> _SET TASK_
Each entry must be given again exactly; images do not belong in the copy.

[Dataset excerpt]

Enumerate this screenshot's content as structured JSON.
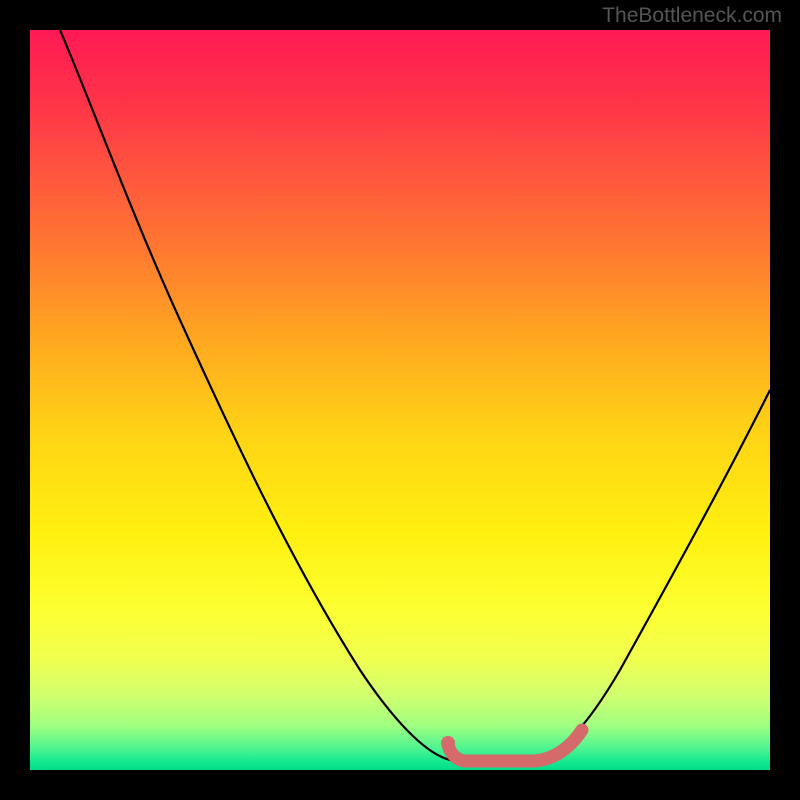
{
  "watermark": "TheBottleneck.com",
  "chart_data": {
    "type": "line",
    "title": "",
    "xlabel": "",
    "ylabel": "",
    "xlim": [
      0,
      100
    ],
    "ylim": [
      0,
      100
    ],
    "series": [
      {
        "name": "bottleneck-curve",
        "x": [
          4,
          10,
          18,
          26,
          34,
          42,
          50,
          56,
          60,
          64,
          68,
          72,
          76,
          82,
          88,
          94,
          100
        ],
        "y": [
          100,
          90,
          78,
          64,
          50,
          36,
          22,
          10,
          4,
          1,
          1,
          1,
          4,
          12,
          24,
          38,
          54
        ]
      }
    ],
    "highlight_region": {
      "name": "optimal-flat-region",
      "x_start": 58,
      "x_end": 75,
      "color": "#d46a6a"
    },
    "gradient_stops": [
      {
        "pct": 0,
        "color": "#ff1a55"
      },
      {
        "pct": 50,
        "color": "#ffd515"
      },
      {
        "pct": 85,
        "color": "#f0ff50"
      },
      {
        "pct": 100,
        "color": "#00dd88"
      }
    ]
  }
}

> _FINAL RESULT_
Enumerate this screenshot's content as structured JSON.
{
  "watermark": "TheBottleneck.com",
  "chart_data": {
    "type": "line",
    "title": "",
    "xlabel": "",
    "ylabel": "",
    "xlim": [
      0,
      100
    ],
    "ylim": [
      0,
      100
    ],
    "series": [
      {
        "name": "bottleneck-curve",
        "x": [
          4,
          10,
          18,
          26,
          34,
          42,
          50,
          56,
          60,
          64,
          68,
          72,
          76,
          82,
          88,
          94,
          100
        ],
        "y": [
          100,
          90,
          78,
          64,
          50,
          36,
          22,
          10,
          4,
          1,
          1,
          1,
          4,
          12,
          24,
          38,
          54
        ]
      }
    ],
    "highlight_region": {
      "name": "optimal-flat-region",
      "x_start": 58,
      "x_end": 75,
      "color": "#d46a6a"
    },
    "gradient_stops": [
      {
        "pct": 0,
        "color": "#ff1a55"
      },
      {
        "pct": 50,
        "color": "#ffd515"
      },
      {
        "pct": 85,
        "color": "#f0ff50"
      },
      {
        "pct": 100,
        "color": "#00dd88"
      }
    ]
  }
}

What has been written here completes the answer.